Records from a collection of figures
++++++

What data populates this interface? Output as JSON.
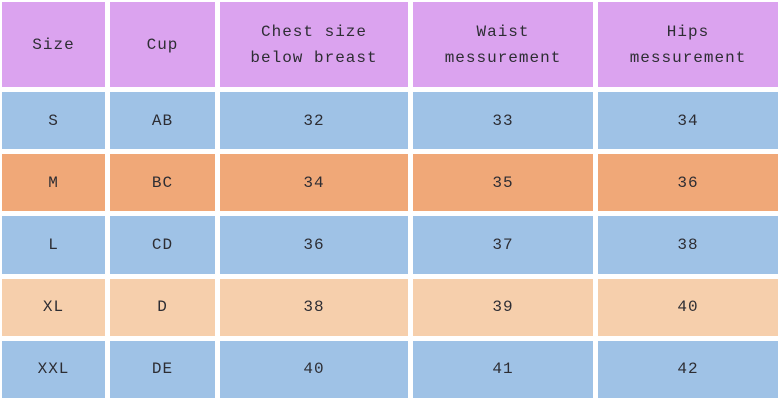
{
  "colors": {
    "background": "#ffffff",
    "header_bg": "#dba3ef",
    "row_blue": "#9fc2e6",
    "row_orange": "#f0a878",
    "row_peach": "#f6cfac",
    "text": "#2d2d33"
  },
  "table": {
    "headers": [
      "Size",
      "Cup",
      "Chest size below breast",
      "Waist messurement",
      "Hips messurement"
    ],
    "rows": [
      {
        "color": "blue",
        "cells": [
          "S",
          "AB",
          "32",
          "33",
          "34"
        ]
      },
      {
        "color": "orange",
        "cells": [
          "M",
          "BC",
          "34",
          "35",
          "36"
        ]
      },
      {
        "color": "blue",
        "cells": [
          "L",
          "CD",
          "36",
          "37",
          "38"
        ]
      },
      {
        "color": "peach",
        "cells": [
          "XL",
          "D",
          "38",
          "39",
          "40"
        ]
      },
      {
        "color": "blue",
        "cells": [
          "XXL",
          "DE",
          "40",
          "41",
          "42"
        ]
      }
    ]
  },
  "chart_data": {
    "type": "table",
    "columns": [
      "Size",
      "Cup",
      "Chest size below breast",
      "Waist messurement",
      "Hips messurement"
    ],
    "rows": [
      [
        "S",
        "AB",
        32,
        33,
        34
      ],
      [
        "M",
        "BC",
        34,
        35,
        36
      ],
      [
        "L",
        "CD",
        36,
        37,
        38
      ],
      [
        "XL",
        "D",
        38,
        39,
        40
      ],
      [
        "XXL",
        "DE",
        40,
        41,
        42
      ]
    ]
  }
}
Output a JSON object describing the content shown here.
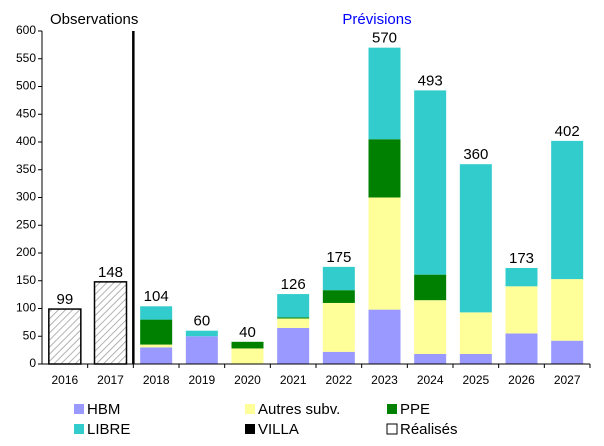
{
  "chart_data": {
    "type": "stacked_bar",
    "annotations": [
      "Observations",
      "Prévisions"
    ],
    "categories": [
      "2016",
      "2017",
      "2018",
      "2019",
      "2020",
      "2021",
      "2022",
      "2023",
      "2024",
      "2025",
      "2026",
      "2027"
    ],
    "series": [
      {
        "name": "HBM",
        "color": "#9999ff",
        "values": [
          null,
          null,
          30,
          50,
          null,
          65,
          22,
          98,
          18,
          18,
          55,
          42
        ]
      },
      {
        "name": "Autres subv.",
        "color": "#ffff99",
        "values": [
          null,
          null,
          5,
          null,
          28,
          17,
          88,
          202,
          97,
          75,
          85,
          111
        ]
      },
      {
        "name": "PPE",
        "color": "#008000",
        "values": [
          null,
          null,
          45,
          null,
          12,
          2,
          23,
          105,
          46,
          null,
          null,
          null
        ]
      },
      {
        "name": "LIBRE",
        "color": "#33cccc",
        "values": [
          null,
          null,
          24,
          10,
          null,
          42,
          42,
          165,
          332,
          267,
          33,
          249
        ]
      },
      {
        "name": "VILLA",
        "color": "#000000",
        "values": [
          null,
          null,
          null,
          null,
          null,
          null,
          null,
          null,
          null,
          null,
          null,
          null
        ]
      },
      {
        "name": "Réalisés",
        "color": "#ffffff",
        "hatch": true,
        "values": [
          99,
          148,
          null,
          null,
          null,
          null,
          null,
          null,
          null,
          null,
          null,
          null
        ]
      }
    ],
    "totals": [
      99,
      148,
      104,
      60,
      40,
      126,
      175,
      570,
      493,
      360,
      173,
      402
    ],
    "ylim": [
      0,
      600
    ],
    "yticks": [
      0,
      50,
      100,
      150,
      200,
      250,
      300,
      350,
      400,
      450,
      500,
      550,
      600
    ],
    "grid": false
  }
}
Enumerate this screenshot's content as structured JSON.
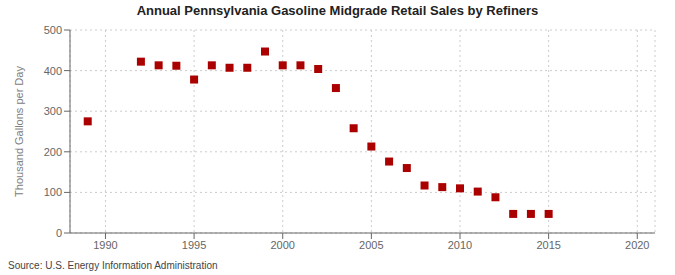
{
  "chart_data": {
    "type": "scatter",
    "title": "Annual Pennsylvania Gasoline Midgrade Retail Sales by Refiners",
    "y_label": "Thousand Gallons per Day",
    "annotations": [
      "Source: U.S. Energy Information Administration"
    ],
    "x": [
      1989,
      1992,
      1993,
      1994,
      1995,
      1996,
      1997,
      1998,
      1999,
      2000,
      2001,
      2002,
      2003,
      2004,
      2005,
      2006,
      2007,
      2008,
      2009,
      2010,
      2011,
      2012,
      2013,
      2014,
      2015
    ],
    "values": [
      275,
      422,
      413,
      412,
      378,
      413,
      407,
      407,
      447,
      413,
      413,
      404,
      357,
      258,
      213,
      176,
      160,
      117,
      113,
      110,
      102,
      88,
      47,
      47,
      47
    ],
    "color": "#aa0000",
    "marker": "square",
    "xlim": [
      1988,
      2021
    ],
    "ylim": [
      0,
      500
    ],
    "xticks": [
      1990,
      1995,
      2000,
      2005,
      2010,
      2015,
      2020
    ],
    "yticks": [
      0,
      100,
      200,
      300,
      400,
      500
    ],
    "grid": true
  }
}
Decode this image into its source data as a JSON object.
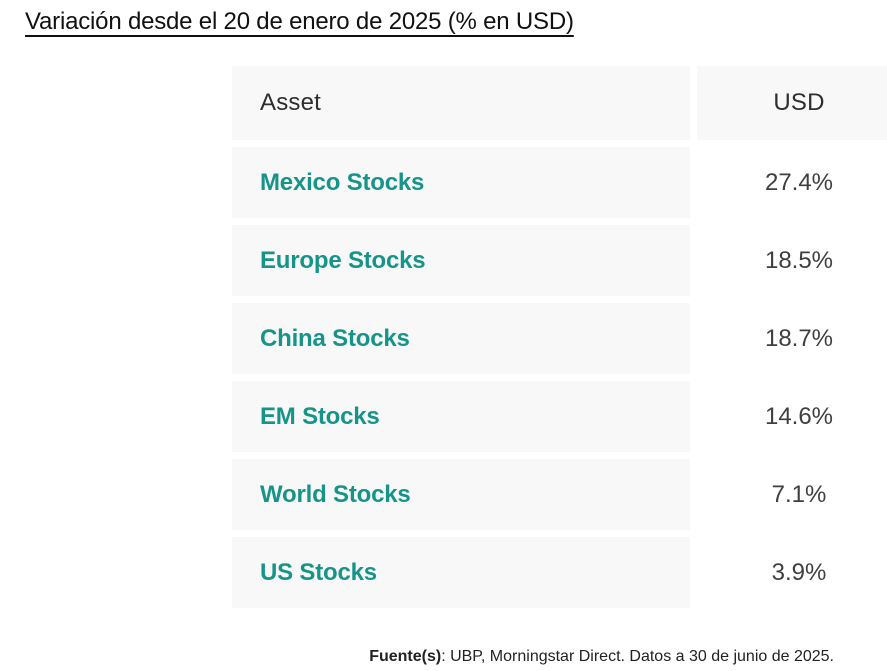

++++++

(Directive) Reproduce the data above in full, exactly as it is, with the pictures left out.

(The response)
What data populates this interface? Output as JSON.
{
  "colors": {
    "background": "#ffffff",
    "header_bg": "#dba3ef",
    "row_blue": "#9fc2e6",
    "row_orange": "#f0a878",
    "row_peach": "#f6cfac",
    "text": "#2d2d33"
  },
  "table": {
    "headers": [
      "Size",
      "Cup",
      "Chest size below breast",
      "Waist messurement",
      "Hips messurement"
    ],
    "rows": [
      {
        "color": "blue",
        "cells": [
          "S",
          "AB",
          "32",
          "33",
          "34"
        ]
      },
      {
        "color": "orange",
        "cells": [
          "M",
          "BC",
          "34",
          "35",
          "36"
        ]
      },
      {
        "color": "blue",
        "cells": [
          "L",
          "CD",
          "36",
          "37",
          "38"
        ]
      },
      {
        "color": "peach",
        "cells": [
          "XL",
          "D",
          "38",
          "39",
          "40"
        ]
      },
      {
        "color": "blue",
        "cells": [
          "XXL",
          "DE",
          "40",
          "41",
          "42"
        ]
      }
    ]
  },
  "chart_data": {
    "type": "table",
    "columns": [
      "Size",
      "Cup",
      "Chest size below breast",
      "Waist messurement",
      "Hips messurement"
    ],
    "rows": [
      [
        "S",
        "AB",
        32,
        33,
        34
      ],
      [
        "M",
        "BC",
        34,
        35,
        36
      ],
      [
        "L",
        "CD",
        36,
        37,
        38
      ],
      [
        "XL",
        "D",
        38,
        39,
        40
      ],
      [
        "XXL",
        "DE",
        40,
        41,
        42
      ]
    ]
  }
}
Output a JSON object describing the content shown here.
{
  "chart_data": {
    "type": "stacked_bar",
    "annotations": [
      "Observations",
      "Prévisions"
    ],
    "categories": [
      "2016",
      "2017",
      "2018",
      "2019",
      "2020",
      "2021",
      "2022",
      "2023",
      "2024",
      "2025",
      "2026",
      "2027"
    ],
    "series": [
      {
        "name": "HBM",
        "color": "#9999ff",
        "values": [
          null,
          null,
          30,
          50,
          null,
          65,
          22,
          98,
          18,
          18,
          55,
          42
        ]
      },
      {
        "name": "Autres subv.",
        "color": "#ffff99",
        "values": [
          null,
          null,
          5,
          null,
          28,
          17,
          88,
          202,
          97,
          75,
          85,
          111
        ]
      },
      {
        "name": "PPE",
        "color": "#008000",
        "values": [
          null,
          null,
          45,
          null,
          12,
          2,
          23,
          105,
          46,
          null,
          null,
          null
        ]
      },
      {
        "name": "LIBRE",
        "color": "#33cccc",
        "values": [
          null,
          null,
          24,
          10,
          null,
          42,
          42,
          165,
          332,
          267,
          33,
          249
        ]
      },
      {
        "name": "VILLA",
        "color": "#000000",
        "values": [
          null,
          null,
          null,
          null,
          null,
          null,
          null,
          null,
          null,
          null,
          null,
          null
        ]
      },
      {
        "name": "Réalisés",
        "color": "#ffffff",
        "hatch": true,
        "values": [
          99,
          148,
          null,
          null,
          null,
          null,
          null,
          null,
          null,
          null,
          null,
          null
        ]
      }
    ],
    "totals": [
      99,
      148,
      104,
      60,
      40,
      126,
      175,
      570,
      493,
      360,
      173,
      402
    ],
    "ylim": [
      0,
      600
    ],
    "yticks": [
      0,
      50,
      100,
      150,
      200,
      250,
      300,
      350,
      400,
      450,
      500,
      550,
      600
    ],
    "grid": false
  }
}
Enumerate this screenshot's content as structured JSON.
{
  "chart_data": {
    "type": "scatter",
    "title": "Annual Pennsylvania Gasoline Midgrade Retail Sales by Refiners",
    "y_label": "Thousand Gallons per Day",
    "annotations": [
      "Source: U.S. Energy Information Administration"
    ],
    "x": [
      1989,
      1992,
      1993,
      1994,
      1995,
      1996,
      1997,
      1998,
      1999,
      2000,
      2001,
      2002,
      2003,
      2004,
      2005,
      2006,
      2007,
      2008,
      2009,
      2010,
      2011,
      2012,
      2013,
      2014,
      2015
    ],
    "values": [
      275,
      422,
      413,
      412,
      378,
      413,
      407,
      407,
      447,
      413,
      413,
      404,
      357,
      258,
      213,
      176,
      160,
      117,
      113,
      110,
      102,
      88,
      47,
      47,
      47
    ],
    "color": "#aa0000",
    "marker": "square",
    "xlim": [
      1988,
      2021
    ],
    "ylim": [
      0,
      500
    ],
    "xticks": [
      1990,
      1995,
      2000,
      2005,
      2010,
      2015,
      2020
    ],
    "yticks": [
      0,
      100,
      200,
      300,
      400,
      500
    ],
    "grid": true
  }
}
Decode this image into its source data as a JSON object.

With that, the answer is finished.